__GOAL__:
Reproduce the listing verbatim.

Figure dataset records:
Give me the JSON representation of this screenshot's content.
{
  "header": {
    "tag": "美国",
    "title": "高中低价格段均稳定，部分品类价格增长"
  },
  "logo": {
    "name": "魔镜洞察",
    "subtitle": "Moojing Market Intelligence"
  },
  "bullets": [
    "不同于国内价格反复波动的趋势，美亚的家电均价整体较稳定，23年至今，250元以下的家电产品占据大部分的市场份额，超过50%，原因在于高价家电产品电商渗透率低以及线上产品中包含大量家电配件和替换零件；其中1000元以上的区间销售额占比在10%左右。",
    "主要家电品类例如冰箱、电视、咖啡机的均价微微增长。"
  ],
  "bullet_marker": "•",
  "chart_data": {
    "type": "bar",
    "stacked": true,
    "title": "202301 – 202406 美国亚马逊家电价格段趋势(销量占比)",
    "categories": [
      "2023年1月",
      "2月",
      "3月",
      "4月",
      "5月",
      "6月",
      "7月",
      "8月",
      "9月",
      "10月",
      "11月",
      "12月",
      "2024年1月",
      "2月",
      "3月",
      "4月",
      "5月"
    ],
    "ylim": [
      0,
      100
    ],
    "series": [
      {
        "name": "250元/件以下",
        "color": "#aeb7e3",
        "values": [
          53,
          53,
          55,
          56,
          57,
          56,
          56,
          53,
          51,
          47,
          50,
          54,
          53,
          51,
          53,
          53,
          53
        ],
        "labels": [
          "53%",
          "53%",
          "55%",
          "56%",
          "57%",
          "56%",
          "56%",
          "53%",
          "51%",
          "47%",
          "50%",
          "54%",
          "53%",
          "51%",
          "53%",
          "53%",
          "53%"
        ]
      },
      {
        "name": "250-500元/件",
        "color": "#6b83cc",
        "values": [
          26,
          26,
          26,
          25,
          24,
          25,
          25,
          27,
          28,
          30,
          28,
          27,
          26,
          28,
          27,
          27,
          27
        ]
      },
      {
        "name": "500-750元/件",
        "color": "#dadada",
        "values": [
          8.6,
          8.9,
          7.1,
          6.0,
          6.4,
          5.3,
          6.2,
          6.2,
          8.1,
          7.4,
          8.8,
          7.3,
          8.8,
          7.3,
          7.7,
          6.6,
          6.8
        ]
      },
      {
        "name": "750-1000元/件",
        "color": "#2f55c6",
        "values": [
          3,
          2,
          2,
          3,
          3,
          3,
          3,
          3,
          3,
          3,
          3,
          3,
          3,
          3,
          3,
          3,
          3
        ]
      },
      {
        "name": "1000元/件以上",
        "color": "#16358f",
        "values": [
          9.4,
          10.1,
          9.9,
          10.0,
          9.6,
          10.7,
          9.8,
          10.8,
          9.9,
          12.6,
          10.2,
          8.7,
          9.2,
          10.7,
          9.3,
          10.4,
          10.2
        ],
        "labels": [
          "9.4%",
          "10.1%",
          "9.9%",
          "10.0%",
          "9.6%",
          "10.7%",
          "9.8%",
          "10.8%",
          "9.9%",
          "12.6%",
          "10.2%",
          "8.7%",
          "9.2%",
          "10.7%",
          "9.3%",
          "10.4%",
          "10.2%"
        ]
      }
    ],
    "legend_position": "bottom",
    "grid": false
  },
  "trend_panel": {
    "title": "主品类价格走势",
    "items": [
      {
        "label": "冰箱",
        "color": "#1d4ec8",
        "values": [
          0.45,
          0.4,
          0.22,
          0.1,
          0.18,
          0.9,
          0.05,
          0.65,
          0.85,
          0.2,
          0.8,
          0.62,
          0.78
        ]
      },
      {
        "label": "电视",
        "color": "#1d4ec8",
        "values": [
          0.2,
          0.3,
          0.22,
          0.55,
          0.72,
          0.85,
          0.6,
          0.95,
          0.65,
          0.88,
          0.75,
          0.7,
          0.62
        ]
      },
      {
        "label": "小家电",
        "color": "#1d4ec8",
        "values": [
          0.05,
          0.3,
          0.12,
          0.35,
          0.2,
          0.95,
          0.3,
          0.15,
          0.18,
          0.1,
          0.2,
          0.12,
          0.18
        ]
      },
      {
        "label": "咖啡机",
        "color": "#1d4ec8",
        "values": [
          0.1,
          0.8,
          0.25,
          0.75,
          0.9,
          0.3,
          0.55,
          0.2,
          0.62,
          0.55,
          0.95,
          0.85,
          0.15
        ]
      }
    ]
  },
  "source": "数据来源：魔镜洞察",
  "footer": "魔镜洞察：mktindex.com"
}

__OUTPUT FOR THIS TASK__:
Give me the JSON representation of this screenshot's content.
{
  "header": {
    "tag": "美国",
    "title": "高中低价格段均稳定，部分品类价格增长"
  },
  "logo": {
    "name": "魔镜洞察",
    "subtitle": "Moojing Market Intelligence"
  },
  "bullets": [
    "不同于国内价格反复波动的趋势，美亚的家电均价整体较稳定，23年至今，250元以下的家电产品占据大部分的市场份额，超过50%，原因在于高价家电产品电商渗透率低以及线上产品中包含大量家电配件和替换零件；其中1000元以上的区间销售额占比在10%左右。",
    "主要家电品类例如冰箱、电视、咖啡机的均价微微增长。"
  ],
  "bullet_marker": "•",
  "chart_data": {
    "type": "bar",
    "stacked": true,
    "title": "202301 – 202406 美国亚马逊家电价格段趋势(销量占比)",
    "categories": [
      "2023年1月",
      "2月",
      "3月",
      "4月",
      "5月",
      "6月",
      "7月",
      "8月",
      "9月",
      "10月",
      "11月",
      "12月",
      "2024年1月",
      "2月",
      "3月",
      "4月",
      "5月"
    ],
    "ylim": [
      0,
      100
    ],
    "series": [
      {
        "name": "250元/件以下",
        "color": "#aeb7e3",
        "values": [
          53,
          53,
          55,
          56,
          57,
          56,
          56,
          53,
          51,
          47,
          50,
          54,
          53,
          51,
          53,
          53,
          53
        ],
        "labels": [
          "53%",
          "53%",
          "55%",
          "56%",
          "57%",
          "56%",
          "56%",
          "53%",
          "51%",
          "47%",
          "50%",
          "54%",
          "53%",
          "51%",
          "53%",
          "53%",
          "53%"
        ]
      },
      {
        "name": "250-500元/件",
        "color": "#6b83cc",
        "values": [
          26,
          26,
          26,
          25,
          24,
          25,
          25,
          27,
          28,
          30,
          28,
          27,
          26,
          28,
          27,
          27,
          27
        ]
      },
      {
        "name": "500-750元/件",
        "color": "#dadada",
        "values": [
          8.6,
          8.9,
          7.1,
          6.0,
          6.4,
          5.3,
          6.2,
          6.2,
          8.1,
          7.4,
          8.8,
          7.3,
          8.8,
          7.3,
          7.7,
          6.6,
          6.8
        ]
      },
      {
        "name": "750-1000元/件",
        "color": "#2f55c6",
        "values": [
          3,
          2,
          2,
          3,
          3,
          3,
          3,
          3,
          3,
          3,
          3,
          3,
          3,
          3,
          3,
          3,
          3
        ]
      },
      {
        "name": "1000元/件以上",
        "color": "#16358f",
        "values": [
          9.4,
          10.1,
          9.9,
          10.0,
          9.6,
          10.7,
          9.8,
          10.8,
          9.9,
          12.6,
          10.2,
          8.7,
          9.2,
          10.7,
          9.3,
          10.4,
          10.2
        ],
        "labels": [
          "9.4%",
          "10.1%",
          "9.9%",
          "10.0%",
          "9.6%",
          "10.7%",
          "9.8%",
          "10.8%",
          "9.9%",
          "12.6%",
          "10.2%",
          "8.7%",
          "9.2%",
          "10.7%",
          "9.3%",
          "10.4%",
          "10.2%"
        ]
      }
    ],
    "legend_position": "bottom",
    "grid": false
  },
  "trend_panel": {
    "title": "主品类价格走势",
    "items": [
      {
        "label": "冰箱",
        "color": "#1d4ec8",
        "values": [
          0.45,
          0.4,
          0.22,
          0.1,
          0.18,
          0.9,
          0.05,
          0.65,
          0.85,
          0.2,
          0.8,
          0.62,
          0.78
        ]
      },
      {
        "label": "电视",
        "color": "#1d4ec8",
        "values": [
          0.2,
          0.3,
          0.22,
          0.55,
          0.72,
          0.85,
          0.6,
          0.95,
          0.65,
          0.88,
          0.75,
          0.7,
          0.62
        ]
      },
      {
        "label": "小家电",
        "color": "#1d4ec8",
        "values": [
          0.05,
          0.3,
          0.12,
          0.35,
          0.2,
          0.95,
          0.3,
          0.15,
          0.18,
          0.1,
          0.2,
          0.12,
          0.18
        ]
      },
      {
        "label": "咖啡机",
        "color": "#1d4ec8",
        "values": [
          0.1,
          0.8,
          0.25,
          0.75,
          0.9,
          0.3,
          0.55,
          0.2,
          0.62,
          0.55,
          0.95,
          0.85,
          0.15
        ]
      }
    ]
  },
  "source": "数据来源：魔镜洞察",
  "footer": "魔镜洞察：mktindex.com"
}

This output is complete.